■ **Exercise prompt**:
Each line below should be reproduced without any alteration.

Stored records:
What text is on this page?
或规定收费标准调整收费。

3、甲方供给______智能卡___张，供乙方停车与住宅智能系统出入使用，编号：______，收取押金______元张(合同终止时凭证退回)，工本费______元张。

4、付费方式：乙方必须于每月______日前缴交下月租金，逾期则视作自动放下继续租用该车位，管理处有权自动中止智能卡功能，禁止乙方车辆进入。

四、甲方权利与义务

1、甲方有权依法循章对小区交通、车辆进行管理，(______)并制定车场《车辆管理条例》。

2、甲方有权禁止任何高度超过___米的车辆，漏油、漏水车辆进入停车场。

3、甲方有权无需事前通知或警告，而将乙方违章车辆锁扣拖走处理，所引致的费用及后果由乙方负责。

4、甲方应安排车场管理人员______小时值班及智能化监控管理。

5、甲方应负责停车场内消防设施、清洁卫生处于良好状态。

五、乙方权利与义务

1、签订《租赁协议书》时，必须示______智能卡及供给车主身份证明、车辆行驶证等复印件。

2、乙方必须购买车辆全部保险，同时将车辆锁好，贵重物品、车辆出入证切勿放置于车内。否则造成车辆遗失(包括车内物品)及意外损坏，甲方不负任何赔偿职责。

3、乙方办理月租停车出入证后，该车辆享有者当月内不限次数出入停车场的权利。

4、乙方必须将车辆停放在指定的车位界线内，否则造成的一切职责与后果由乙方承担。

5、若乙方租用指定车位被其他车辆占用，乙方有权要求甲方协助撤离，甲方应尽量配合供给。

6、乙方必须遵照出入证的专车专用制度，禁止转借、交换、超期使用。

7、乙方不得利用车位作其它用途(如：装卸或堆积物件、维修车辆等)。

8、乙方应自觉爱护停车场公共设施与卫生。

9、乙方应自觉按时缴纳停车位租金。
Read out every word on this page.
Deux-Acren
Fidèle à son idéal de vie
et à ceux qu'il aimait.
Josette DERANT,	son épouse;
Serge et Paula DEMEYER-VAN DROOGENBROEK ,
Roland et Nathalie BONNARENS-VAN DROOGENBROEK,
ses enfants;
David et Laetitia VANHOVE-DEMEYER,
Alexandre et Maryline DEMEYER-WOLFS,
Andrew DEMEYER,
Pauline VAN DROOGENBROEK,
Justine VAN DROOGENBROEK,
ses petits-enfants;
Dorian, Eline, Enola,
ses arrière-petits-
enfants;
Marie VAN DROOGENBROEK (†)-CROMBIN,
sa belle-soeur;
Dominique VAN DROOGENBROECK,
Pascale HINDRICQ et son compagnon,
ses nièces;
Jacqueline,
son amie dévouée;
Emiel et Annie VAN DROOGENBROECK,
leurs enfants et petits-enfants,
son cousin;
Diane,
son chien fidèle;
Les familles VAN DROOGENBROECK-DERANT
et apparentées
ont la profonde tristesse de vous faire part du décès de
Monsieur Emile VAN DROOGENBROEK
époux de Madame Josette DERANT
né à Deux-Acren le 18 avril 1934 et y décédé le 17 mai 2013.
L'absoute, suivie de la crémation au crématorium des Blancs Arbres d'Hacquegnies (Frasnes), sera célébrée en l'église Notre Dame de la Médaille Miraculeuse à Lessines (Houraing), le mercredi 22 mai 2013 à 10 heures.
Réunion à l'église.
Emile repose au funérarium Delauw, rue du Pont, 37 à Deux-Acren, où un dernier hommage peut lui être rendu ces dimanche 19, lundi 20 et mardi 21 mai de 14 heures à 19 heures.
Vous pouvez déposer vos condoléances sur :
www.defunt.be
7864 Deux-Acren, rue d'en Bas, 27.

■ **Task solution**:
What text is on this page?
或规定收费标准调整收费。

3、甲方供给______智能卡___张，供乙方停车与住宅智能系统出入使用，编号：______，收取押金______元张(合同终止时凭证退回)，工本费______元张。

4、付费方式：乙方必须于每月______日前缴交下月租金，逾期则视作自动放下继续租用该车位，管理处有权自动中止智能卡功能，禁止乙方车辆进入。

四、甲方权利与义务

1、甲方有权依法循章对小区交通、车辆进行管理，(______)并制定车场《车辆管理条例》。

2、甲方有权禁止任何高度超过___米的车辆，漏油、漏水车辆进入停车场。

3、甲方有权无需事前通知或警告，而将乙方违章车辆锁扣拖走处理，所引致的费用及后果由乙方负责。

4、甲方应安排车场管理人员______小时值班及智能化监控管理。

5、甲方应负责停车场内消防设施、清洁卫生处于良好状态。

五、乙方权利与义务

1、签订《租赁协议书》时，必须示______智能卡及供给车主身份证明、车辆行驶证等复印件。

2、乙方必须购买车辆全部保险，同时将车辆锁好，贵重物品、车辆出入证切勿放置于车内。否则造成车辆遗失(包括车内物品)及意外损坏，甲方不负任何赔偿职责。

3、乙方办理月租停车出入证后，该车辆享有者当月内不限次数出入停车场的权利。

4、乙方必须将车辆停放在指定的车位界线内，否则造成的一切职责与后果由乙方承担。

5、若乙方租用指定车位被其他车辆占用，乙方有权要求甲方协助撤离，甲方应尽量配合供给。

6、乙方必须遵照出入证的专车专用制度，禁止转借、交换、超期使用。

7、乙方不得利用车位作其它用途(如：装卸或堆积物件、维修车辆等)。

8、乙方应自觉爱护停车场公共设施与卫生。

9、乙方应自觉按时缴纳停车位租金。
Read out every word on this page.
Deux-Acren
Fidèle à son idéal de vie
et à ceux qu'il aimait.
Josette DERANT,	son épouse;
Serge et Paula DEMEYER-VAN DROOGENBROEK ,
Roland et Nathalie BONNARENS-VAN DROOGENBROEK,
ses enfants;
David et Laetitia VANHOVE-DEMEYER,
Alexandre et Maryline DEMEYER-WOLFS,
Andrew DEMEYER,
Pauline VAN DROOGENBROEK,
Justine VAN DROOGENBROEK,
ses petits-enfants;
Dorian, Eline, Enola,
ses arrière-petits-
enfants;
Marie VAN DROOGENBROEK (†)-CROMBIN,
sa belle-soeur;
Dominique VAN DROOGENBROECK,
Pascale HINDRICQ et son compagnon,
ses nièces;
Jacqueline,
son amie dévouée;
Emiel et Annie VAN DROOGENBROECK,
leurs enfants et petits-enfants,
son cousin;
Diane,
son chien fidèle;
Les familles VAN DROOGENBROECK-DERANT
et apparentées
ont la profonde tristesse de vous faire part du décès de
Monsieur Emile VAN DROOGENBROEK
époux de Madame Josette DERANT
né à Deux-Acren le 18 avril 1934 et y décédé le 17 mai 2013.
L'absoute, suivie de la crémation au crématorium des Blancs Arbres d'Hacquegnies (Frasnes), sera célébrée en l'église Notre Dame de la Médaille Miraculeuse à Lessines (Houraing), le mercredi 22 mai 2013 à 10 heures.
Réunion à l'église.
Emile repose au funérarium Delauw, rue du Pont, 37 à Deux-Acren, où un dernier hommage peut lui être rendu ces dimanche 19, lundi 20 et mardi 21 mai de 14 heures à 19 heures.
Vous pouvez déposer vos condoléances sur :
www.defunt.be
7864 Deux-Acren, rue d'en Bas, 27.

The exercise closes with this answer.